[start of Records to process]

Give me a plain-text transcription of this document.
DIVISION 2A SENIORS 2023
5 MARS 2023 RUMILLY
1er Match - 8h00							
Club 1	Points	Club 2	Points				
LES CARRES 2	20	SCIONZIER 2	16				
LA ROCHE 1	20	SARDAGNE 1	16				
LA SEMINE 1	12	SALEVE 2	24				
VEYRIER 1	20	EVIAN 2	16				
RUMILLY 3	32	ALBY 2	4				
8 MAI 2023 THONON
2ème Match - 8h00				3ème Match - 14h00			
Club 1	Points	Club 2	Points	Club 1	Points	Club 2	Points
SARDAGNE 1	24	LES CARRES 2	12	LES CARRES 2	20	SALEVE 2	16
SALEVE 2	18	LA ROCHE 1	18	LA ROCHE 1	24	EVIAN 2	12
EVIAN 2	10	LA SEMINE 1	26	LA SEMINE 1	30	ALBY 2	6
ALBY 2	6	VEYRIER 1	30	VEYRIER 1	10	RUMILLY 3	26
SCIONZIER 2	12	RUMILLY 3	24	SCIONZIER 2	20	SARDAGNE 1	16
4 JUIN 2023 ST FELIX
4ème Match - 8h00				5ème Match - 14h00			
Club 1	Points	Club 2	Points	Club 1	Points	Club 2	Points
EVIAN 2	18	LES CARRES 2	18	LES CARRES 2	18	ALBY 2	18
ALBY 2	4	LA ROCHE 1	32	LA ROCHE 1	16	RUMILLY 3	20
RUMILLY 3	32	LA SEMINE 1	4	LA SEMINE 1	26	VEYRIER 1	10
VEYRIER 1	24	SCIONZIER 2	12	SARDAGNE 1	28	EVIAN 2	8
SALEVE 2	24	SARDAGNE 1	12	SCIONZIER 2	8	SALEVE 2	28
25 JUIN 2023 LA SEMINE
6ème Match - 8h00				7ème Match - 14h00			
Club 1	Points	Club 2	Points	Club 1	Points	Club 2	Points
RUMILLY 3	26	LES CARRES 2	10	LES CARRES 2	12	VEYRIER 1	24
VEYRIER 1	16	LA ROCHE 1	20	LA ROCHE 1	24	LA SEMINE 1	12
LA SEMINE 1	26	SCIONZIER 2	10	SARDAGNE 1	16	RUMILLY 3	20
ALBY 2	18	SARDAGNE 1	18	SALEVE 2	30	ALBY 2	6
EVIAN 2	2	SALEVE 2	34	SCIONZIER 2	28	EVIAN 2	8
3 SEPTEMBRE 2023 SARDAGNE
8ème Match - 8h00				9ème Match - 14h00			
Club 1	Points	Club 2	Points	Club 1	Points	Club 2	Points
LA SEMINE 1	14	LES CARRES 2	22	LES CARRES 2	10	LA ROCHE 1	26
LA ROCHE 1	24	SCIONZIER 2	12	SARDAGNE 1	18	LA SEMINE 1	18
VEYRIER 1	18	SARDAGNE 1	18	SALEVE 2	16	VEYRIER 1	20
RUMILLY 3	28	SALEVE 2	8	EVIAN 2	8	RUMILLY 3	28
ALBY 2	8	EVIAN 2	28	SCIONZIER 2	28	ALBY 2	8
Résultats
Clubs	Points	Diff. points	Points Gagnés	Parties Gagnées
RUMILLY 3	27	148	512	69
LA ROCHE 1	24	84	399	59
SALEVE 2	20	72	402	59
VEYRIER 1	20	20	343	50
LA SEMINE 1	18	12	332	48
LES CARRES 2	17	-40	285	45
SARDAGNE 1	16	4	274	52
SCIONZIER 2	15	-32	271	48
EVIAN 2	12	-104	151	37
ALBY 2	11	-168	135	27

[end of Records to process]

- _Given task_
Output the entries verbatim.

- _Final answer_
Give me a plain-text transcription of this document.
DIVISION 2A SENIORS 2023
5 MARS 2023 RUMILLY
1er Match - 8h00							
Club 1	Points	Club 2	Points				
LES CARRES 2	20	SCIONZIER 2	16				
LA ROCHE 1	20	SARDAGNE 1	16				
LA SEMINE 1	12	SALEVE 2	24				
VEYRIER 1	20	EVIAN 2	16				
RUMILLY 3	32	ALBY 2	4				
8 MAI 2023 THONON
2ème Match - 8h00				3ème Match - 14h00			
Club 1	Points	Club 2	Points	Club 1	Points	Club 2	Points
SARDAGNE 1	24	LES CARRES 2	12	LES CARRES 2	20	SALEVE 2	16
SALEVE 2	18	LA ROCHE 1	18	LA ROCHE 1	24	EVIAN 2	12
EVIAN 2	10	LA SEMINE 1	26	LA SEMINE 1	30	ALBY 2	6
ALBY 2	6	VEYRIER 1	30	VEYRIER 1	10	RUMILLY 3	26
SCIONZIER 2	12	RUMILLY 3	24	SCIONZIER 2	20	SARDAGNE 1	16
4 JUIN 2023 ST FELIX
4ème Match - 8h00				5ème Match - 14h00			
Club 1	Points	Club 2	Points	Club 1	Points	Club 2	Points
EVIAN 2	18	LES CARRES 2	18	LES CARRES 2	18	ALBY 2	18
ALBY 2	4	LA ROCHE 1	32	LA ROCHE 1	16	RUMILLY 3	20
RUMILLY 3	32	LA SEMINE 1	4	LA SEMINE 1	26	VEYRIER 1	10
VEYRIER 1	24	SCIONZIER 2	12	SARDAGNE 1	28	EVIAN 2	8
SALEVE 2	24	SARDAGNE 1	12	SCIONZIER 2	8	SALEVE 2	28
25 JUIN 2023 LA SEMINE
6ème Match - 8h00				7ème Match - 14h00			
Club 1	Points	Club 2	Points	Club 1	Points	Club 2	Points
RUMILLY 3	26	LES CARRES 2	10	LES CARRES 2	12	VEYRIER 1	24
VEYRIER 1	16	LA ROCHE 1	20	LA ROCHE 1	24	LA SEMINE 1	12
LA SEMINE 1	26	SCIONZIER 2	10	SARDAGNE 1	16	RUMILLY 3	20
ALBY 2	18	SARDAGNE 1	18	SALEVE 2	30	ALBY 2	6
EVIAN 2	2	SALEVE 2	34	SCIONZIER 2	28	EVIAN 2	8
3 SEPTEMBRE 2023 SARDAGNE
8ème Match - 8h00				9ème Match - 14h00			
Club 1	Points	Club 2	Points	Club 1	Points	Club 2	Points
LA SEMINE 1	14	LES CARRES 2	22	LES CARRES 2	10	LA ROCHE 1	26
LA ROCHE 1	24	SCIONZIER 2	12	SARDAGNE 1	18	LA SEMINE 1	18
VEYRIER 1	18	SARDAGNE 1	18	SALEVE 2	16	VEYRIER 1	20
RUMILLY 3	28	SALEVE 2	8	EVIAN 2	8	RUMILLY 3	28
ALBY 2	8	EVIAN 2	28	SCIONZIER 2	28	ALBY 2	8
Résultats
Clubs	Points	Diff. points	Points Gagnés	Parties Gagnées
RUMILLY 3	27	148	512	69
LA ROCHE 1	24	84	399	59
SALEVE 2	20	72	402	59
VEYRIER 1	20	20	343	50
LA SEMINE 1	18	12	332	48
LES CARRES 2	17	-40	285	45
SARDAGNE 1	16	4	274	52
SCIONZIER 2	15	-32	271	48
EVIAN 2	12	-104	151	37
ALBY 2	11	-168	135	27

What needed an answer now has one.